### INSTRUCTION
Set down all of the data that follows word for word, without the images.

### PROVIDED DATA
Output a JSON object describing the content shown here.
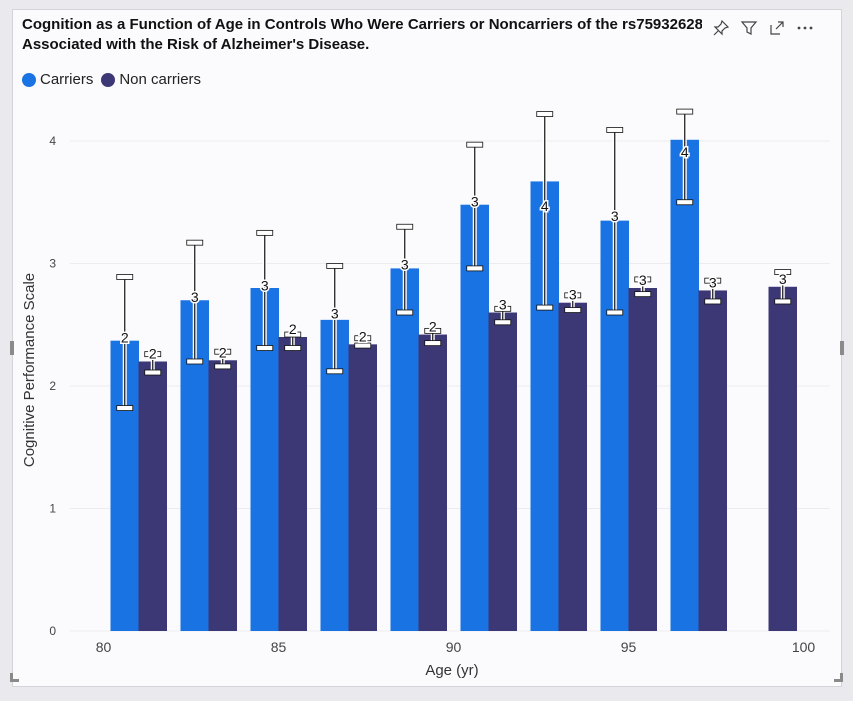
{
  "title_lines": [
    "Cognition as a Function of Age in Controls Who Were Carriers or Noncarriers of the rs75932628",
    "Associated with the Risk of Alzheimer's Disease."
  ],
  "header_icons": [
    "pin-icon",
    "filter-icon",
    "focus-mode-icon",
    "more-options-icon"
  ],
  "colors": {
    "carriers": "#1a73e3",
    "noncarriers": "#3c3775",
    "grid": "#ececf0"
  },
  "chart_data": {
    "type": "bar",
    "title": "Cognition as a Function of Age in Controls Who Were Carriers or Noncarriers of the rs75932628 Associated with the Risk of Alzheimer's Disease.",
    "xlabel": "Age (yr)",
    "ylabel": "Cognitive Performance Scale",
    "xlim": [
      79,
      100.5
    ],
    "ylim": [
      0,
      4.3
    ],
    "x_ticks": [
      80,
      85,
      90,
      95,
      100
    ],
    "y_ticks": [
      0,
      1,
      2,
      3,
      4
    ],
    "grid": true,
    "legend_position": "top-left",
    "series": [
      {
        "name": "Carriers",
        "points": [
          {
            "age": 81,
            "value": 2.37,
            "error_low": 1.82,
            "error_high": 2.89,
            "label": "2"
          },
          {
            "age": 83,
            "value": 2.7,
            "error_low": 2.2,
            "error_high": 3.17,
            "label": "3"
          },
          {
            "age": 85,
            "value": 2.8,
            "error_low": 2.31,
            "error_high": 3.25,
            "label": "3"
          },
          {
            "age": 87,
            "value": 2.54,
            "error_low": 2.12,
            "error_high": 2.98,
            "label": "3"
          },
          {
            "age": 89,
            "value": 2.96,
            "error_low": 2.6,
            "error_high": 3.3,
            "label": "3"
          },
          {
            "age": 91,
            "value": 3.48,
            "error_low": 2.96,
            "error_high": 3.97,
            "label": "3"
          },
          {
            "age": 93,
            "value": 3.67,
            "error_low": 2.64,
            "error_high": 4.22,
            "label": "4"
          },
          {
            "age": 95,
            "value": 3.35,
            "error_low": 2.6,
            "error_high": 4.09,
            "label": "3"
          },
          {
            "age": 97,
            "value": 4.01,
            "error_low": 3.5,
            "error_high": 4.24,
            "label": "4"
          }
        ]
      },
      {
        "name": "Non carriers",
        "points": [
          {
            "age": 81,
            "value": 2.2,
            "error_low": 2.11,
            "error_high": 2.26,
            "label": "2"
          },
          {
            "age": 83,
            "value": 2.21,
            "error_low": 2.16,
            "error_high": 2.28,
            "label": "2"
          },
          {
            "age": 85,
            "value": 2.4,
            "error_low": 2.31,
            "error_high": 2.42,
            "label": "2"
          },
          {
            "age": 87,
            "value": 2.34,
            "error_low": 2.33,
            "error_high": 2.39,
            "label": "2"
          },
          {
            "age": 89,
            "value": 2.42,
            "error_low": 2.35,
            "error_high": 2.45,
            "label": "2"
          },
          {
            "age": 91,
            "value": 2.6,
            "error_low": 2.52,
            "error_high": 2.63,
            "label": "3"
          },
          {
            "age": 93,
            "value": 2.68,
            "error_low": 2.62,
            "error_high": 2.74,
            "label": "3"
          },
          {
            "age": 95,
            "value": 2.8,
            "error_low": 2.75,
            "error_high": 2.87,
            "label": "3"
          },
          {
            "age": 97,
            "value": 2.78,
            "error_low": 2.69,
            "error_high": 2.86,
            "label": "3"
          },
          {
            "age": 99,
            "value": 2.81,
            "error_low": 2.69,
            "error_high": 2.93,
            "label": "3"
          }
        ]
      }
    ]
  }
}
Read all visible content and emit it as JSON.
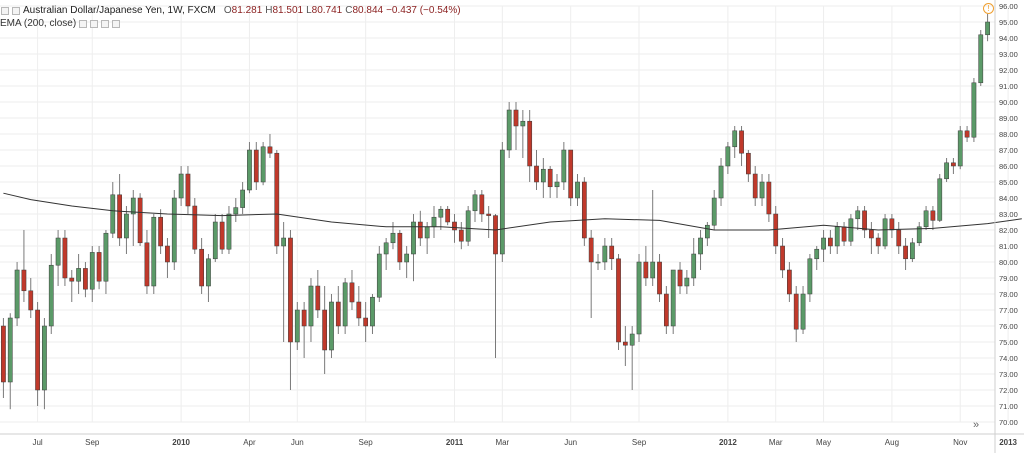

### OUTPUT FOR THIS TASK
Output a JSON object describing the content shown here.
{
  "title_lines": [
    "Cognition as a Function of Age in Controls Who Were Carriers or Noncarriers of the rs75932628",
    "Associated with the Risk of Alzheimer's Disease."
  ],
  "header_icons": [
    "pin-icon",
    "filter-icon",
    "focus-mode-icon",
    "more-options-icon"
  ],
  "colors": {
    "carriers": "#1a73e3",
    "noncarriers": "#3c3775",
    "grid": "#ececf0"
  },
  "chart_data": {
    "type": "bar",
    "title": "Cognition as a Function of Age in Controls Who Were Carriers or Noncarriers of the rs75932628 Associated with the Risk of Alzheimer's Disease.",
    "xlabel": "Age (yr)",
    "ylabel": "Cognitive Performance Scale",
    "xlim": [
      79,
      100.5
    ],
    "ylim": [
      0,
      4.3
    ],
    "x_ticks": [
      80,
      85,
      90,
      95,
      100
    ],
    "y_ticks": [
      0,
      1,
      2,
      3,
      4
    ],
    "grid": true,
    "legend_position": "top-left",
    "series": [
      {
        "name": "Carriers",
        "points": [
          {
            "age": 81,
            "value": 2.37,
            "error_low": 1.82,
            "error_high": 2.89,
            "label": "2"
          },
          {
            "age": 83,
            "value": 2.7,
            "error_low": 2.2,
            "error_high": 3.17,
            "label": "3"
          },
          {
            "age": 85,
            "value": 2.8,
            "error_low": 2.31,
            "error_high": 3.25,
            "label": "3"
          },
          {
            "age": 87,
            "value": 2.54,
            "error_low": 2.12,
            "error_high": 2.98,
            "label": "3"
          },
          {
            "age": 89,
            "value": 2.96,
            "error_low": 2.6,
            "error_high": 3.3,
            "label": "3"
          },
          {
            "age": 91,
            "value": 3.48,
            "error_low": 2.96,
            "error_high": 3.97,
            "label": "3"
          },
          {
            "age": 93,
            "value": 3.67,
            "error_low": 2.64,
            "error_high": 4.22,
            "label": "4"
          },
          {
            "age": 95,
            "value": 3.35,
            "error_low": 2.6,
            "error_high": 4.09,
            "label": "3"
          },
          {
            "age": 97,
            "value": 4.01,
            "error_low": 3.5,
            "error_high": 4.24,
            "label": "4"
          }
        ]
      },
      {
        "name": "Non carriers",
        "points": [
          {
            "age": 81,
            "value": 2.2,
            "error_low": 2.11,
            "error_high": 2.26,
            "label": "2"
          },
          {
            "age": 83,
            "value": 2.21,
            "error_low": 2.16,
            "error_high": 2.28,
            "label": "2"
          },
          {
            "age": 85,
            "value": 2.4,
            "error_low": 2.31,
            "error_high": 2.42,
            "label": "2"
          },
          {
            "age": 87,
            "value": 2.34,
            "error_low": 2.33,
            "error_high": 2.39,
            "label": "2"
          },
          {
            "age": 89,
            "value": 2.42,
            "error_low": 2.35,
            "error_high": 2.45,
            "label": "2"
          },
          {
            "age": 91,
            "value": 2.6,
            "error_low": 2.52,
            "error_high": 2.63,
            "label": "3"
          },
          {
            "age": 93,
            "value": 2.68,
            "error_low": 2.62,
            "error_high": 2.74,
            "label": "3"
          },
          {
            "age": 95,
            "value": 2.8,
            "error_low": 2.75,
            "error_high": 2.87,
            "label": "3"
          },
          {
            "age": 97,
            "value": 2.78,
            "error_low": 2.69,
            "error_high": 2.86,
            "label": "3"
          },
          {
            "age": 99,
            "value": 2.81,
            "error_low": 2.69,
            "error_high": 2.93,
            "label": "3"
          }
        ]
      }
    ]
  }
}
Read all visible content and emit it as JSON.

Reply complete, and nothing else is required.